• [Work to complete] Wherever the string "relation" appears, copy the whole line.

[Stored entries]
▼

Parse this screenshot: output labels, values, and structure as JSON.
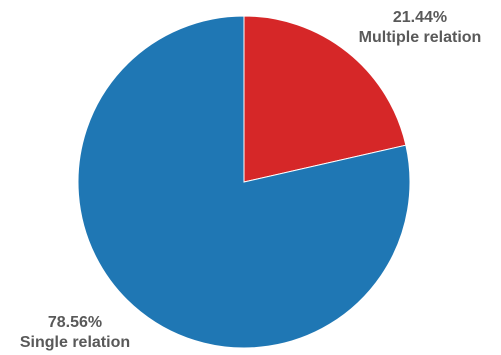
{
  "chart_data": {
    "type": "pie",
    "start_angle_deg": 0,
    "direction": "clockwise",
    "slices": [
      {
        "label": "Multiple relation",
        "value": 21.44,
        "value_text": "21.44%",
        "color": "#d62728"
      },
      {
        "label": "Single relation",
        "value": 78.56,
        "value_text": "78.56%",
        "color": "#1f77b4"
      }
    ],
    "slice_border_color": "#ffffff"
  }
}
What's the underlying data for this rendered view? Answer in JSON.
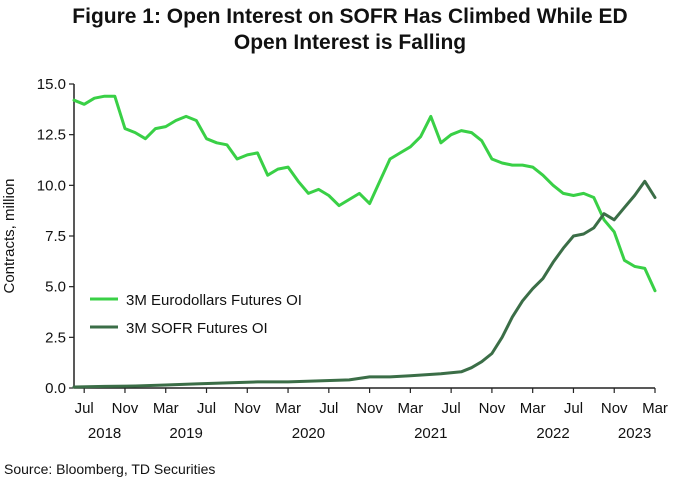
{
  "title": {
    "line1": "Figure 1: Open Interest on SOFR Has Climbed While ED",
    "line2": "Open Interest is Falling"
  },
  "source": "Source: Bloomberg, TD Securities",
  "colors": {
    "eurodollar": "#39d046",
    "sofr": "#3b6e47",
    "axis": "#222222"
  },
  "chart_data": {
    "type": "line",
    "title": "Figure 1: Open Interest on SOFR Has Climbed While ED Open Interest is Falling",
    "ylabel": "Contracts, million",
    "xlabel": "",
    "ylim": [
      0,
      15
    ],
    "yticks": [
      "0.0",
      "2.5",
      "5.0",
      "7.5",
      "10.0",
      "12.5",
      "15.0"
    ],
    "xlim": [
      "2018-06",
      "2023-03"
    ],
    "xticks": [
      {
        "label": "Jul",
        "date": "2018-07"
      },
      {
        "label": "Nov",
        "date": "2018-11"
      },
      {
        "label": "Mar",
        "date": "2019-03"
      },
      {
        "label": "Jul",
        "date": "2019-07"
      },
      {
        "label": "Nov",
        "date": "2019-11"
      },
      {
        "label": "Mar",
        "date": "2020-03"
      },
      {
        "label": "Jul",
        "date": "2020-07"
      },
      {
        "label": "Nov",
        "date": "2020-11"
      },
      {
        "label": "Mar",
        "date": "2021-03"
      },
      {
        "label": "Jul",
        "date": "2021-07"
      },
      {
        "label": "Nov",
        "date": "2021-11"
      },
      {
        "label": "Mar",
        "date": "2022-03"
      },
      {
        "label": "Jul",
        "date": "2022-07"
      },
      {
        "label": "Nov",
        "date": "2022-11"
      },
      {
        "label": "Mar",
        "date": "2023-03"
      }
    ],
    "year_labels": [
      {
        "label": "2018",
        "date": "2018-09"
      },
      {
        "label": "2019",
        "date": "2019-05"
      },
      {
        "label": "2020",
        "date": "2020-05"
      },
      {
        "label": "2021",
        "date": "2021-05"
      },
      {
        "label": "2022",
        "date": "2022-05"
      },
      {
        "label": "2023",
        "date": "2023-01"
      }
    ],
    "legend": "middle-left",
    "grid": false,
    "series": [
      {
        "name": "3M Eurodollars Futures OI",
        "x": [
          "2018-06",
          "2018-07",
          "2018-08",
          "2018-09",
          "2018-10",
          "2018-11",
          "2018-12",
          "2019-01",
          "2019-02",
          "2019-03",
          "2019-04",
          "2019-05",
          "2019-06",
          "2019-07",
          "2019-08",
          "2019-09",
          "2019-10",
          "2019-11",
          "2019-12",
          "2020-01",
          "2020-02",
          "2020-03",
          "2020-04",
          "2020-05",
          "2020-06",
          "2020-07",
          "2020-08",
          "2020-09",
          "2020-10",
          "2020-11",
          "2020-12",
          "2021-01",
          "2021-02",
          "2021-03",
          "2021-04",
          "2021-05",
          "2021-06",
          "2021-07",
          "2021-08",
          "2021-09",
          "2021-10",
          "2021-11",
          "2021-12",
          "2022-01",
          "2022-02",
          "2022-03",
          "2022-04",
          "2022-05",
          "2022-06",
          "2022-07",
          "2022-08",
          "2022-09",
          "2022-10",
          "2022-11",
          "2022-12",
          "2023-01",
          "2023-02",
          "2023-03"
        ],
        "values": [
          14.2,
          14.0,
          14.3,
          14.4,
          14.4,
          12.8,
          12.6,
          12.3,
          12.8,
          12.9,
          13.2,
          13.4,
          13.2,
          12.3,
          12.1,
          12.0,
          11.3,
          11.5,
          11.6,
          10.5,
          10.8,
          10.9,
          10.2,
          9.6,
          9.8,
          9.5,
          9.0,
          9.3,
          9.6,
          9.1,
          10.2,
          11.3,
          11.6,
          11.9,
          12.4,
          13.4,
          12.1,
          12.5,
          12.7,
          12.6,
          12.2,
          11.3,
          11.1,
          11.0,
          11.0,
          10.9,
          10.5,
          10.0,
          9.6,
          9.5,
          9.6,
          9.4,
          8.3,
          7.7,
          6.3,
          6.0,
          5.9,
          4.8
        ]
      },
      {
        "name": "3M SOFR Futures OI",
        "x": [
          "2018-06",
          "2018-09",
          "2018-12",
          "2019-03",
          "2019-06",
          "2019-09",
          "2019-12",
          "2020-03",
          "2020-06",
          "2020-09",
          "2020-11",
          "2021-01",
          "2021-03",
          "2021-06",
          "2021-08",
          "2021-09",
          "2021-10",
          "2021-11",
          "2021-12",
          "2022-01",
          "2022-02",
          "2022-03",
          "2022-04",
          "2022-05",
          "2022-06",
          "2022-07",
          "2022-08",
          "2022-09",
          "2022-10",
          "2022-11",
          "2022-12",
          "2023-01",
          "2023-02",
          "2023-03"
        ],
        "values": [
          0.05,
          0.08,
          0.1,
          0.15,
          0.2,
          0.25,
          0.3,
          0.3,
          0.35,
          0.4,
          0.55,
          0.55,
          0.6,
          0.7,
          0.8,
          1.0,
          1.3,
          1.7,
          2.5,
          3.5,
          4.3,
          4.9,
          5.4,
          6.2,
          6.9,
          7.5,
          7.6,
          7.9,
          8.6,
          8.3,
          8.9,
          9.5,
          10.2,
          9.4
        ]
      }
    ]
  }
}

▲

• [The output]
        "label": "Multiple relation",
        "label": "Single relation",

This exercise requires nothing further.